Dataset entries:
────────────────────────────────────────

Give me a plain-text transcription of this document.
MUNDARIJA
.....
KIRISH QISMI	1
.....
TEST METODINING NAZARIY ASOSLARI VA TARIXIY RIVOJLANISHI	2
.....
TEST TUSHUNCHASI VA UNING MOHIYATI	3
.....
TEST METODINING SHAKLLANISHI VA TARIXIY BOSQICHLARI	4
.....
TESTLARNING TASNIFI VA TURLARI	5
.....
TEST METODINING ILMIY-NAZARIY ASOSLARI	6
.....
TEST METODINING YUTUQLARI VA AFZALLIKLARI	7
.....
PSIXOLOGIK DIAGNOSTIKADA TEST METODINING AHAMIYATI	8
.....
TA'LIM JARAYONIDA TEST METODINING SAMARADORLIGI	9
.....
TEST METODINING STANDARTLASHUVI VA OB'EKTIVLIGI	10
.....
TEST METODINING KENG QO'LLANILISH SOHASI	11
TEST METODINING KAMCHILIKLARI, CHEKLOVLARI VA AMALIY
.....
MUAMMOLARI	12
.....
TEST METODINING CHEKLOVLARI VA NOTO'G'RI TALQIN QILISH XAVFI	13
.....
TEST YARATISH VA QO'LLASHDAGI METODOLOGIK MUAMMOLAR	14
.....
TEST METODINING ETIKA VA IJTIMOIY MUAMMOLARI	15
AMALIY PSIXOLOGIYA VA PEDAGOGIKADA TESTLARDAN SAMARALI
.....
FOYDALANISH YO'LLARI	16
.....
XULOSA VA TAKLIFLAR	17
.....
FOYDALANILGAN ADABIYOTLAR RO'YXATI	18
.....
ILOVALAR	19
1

────────────────────────────────────────

#### AIM OF THE TASK:
Restate the data above word for word, please.

#### ANSWER FOR THIS EXERCISE:
Give me a plain-text transcription of this document.
MUNDARIJA
.....
KIRISH QISMI	1
.....
TEST METODINING NAZARIY ASOSLARI VA TARIXIY RIVOJLANISHI	2
.....
TEST TUSHUNCHASI VA UNING MOHIYATI	3
.....
TEST METODINING SHAKLLANISHI VA TARIXIY BOSQICHLARI	4
.....
TESTLARNING TASNIFI VA TURLARI	5
.....
TEST METODINING ILMIY-NAZARIY ASOSLARI	6
.....
TEST METODINING YUTUQLARI VA AFZALLIKLARI	7
.....
PSIXOLOGIK DIAGNOSTIKADA TEST METODINING AHAMIYATI	8
.....
TA'LIM JARAYONIDA TEST METODINING SAMARADORLIGI	9
.....
TEST METODINING STANDARTLASHUVI VA OB'EKTIVLIGI	10
.....
TEST METODINING KENG QO'LLANILISH SOHASI	11
TEST METODINING KAMCHILIKLARI, CHEKLOVLARI VA AMALIY
.....
MUAMMOLARI	12
.....
TEST METODINING CHEKLOVLARI VA NOTO'G'RI TALQIN QILISH XAVFI	13
.....
TEST YARATISH VA QO'LLASHDAGI METODOLOGIK MUAMMOLAR	14
.....
TEST METODINING ETIKA VA IJTIMOIY MUAMMOLARI	15
AMALIY PSIXOLOGIYA VA PEDAGOGIKADA TESTLARDAN SAMARALI
.....
FOYDALANISH YO'LLARI	16
.....
XULOSA VA TAKLIFLAR	17
.....
FOYDALANILGAN ADABIYOTLAR RO'YXATI	18
.....
ILOVALAR	19
1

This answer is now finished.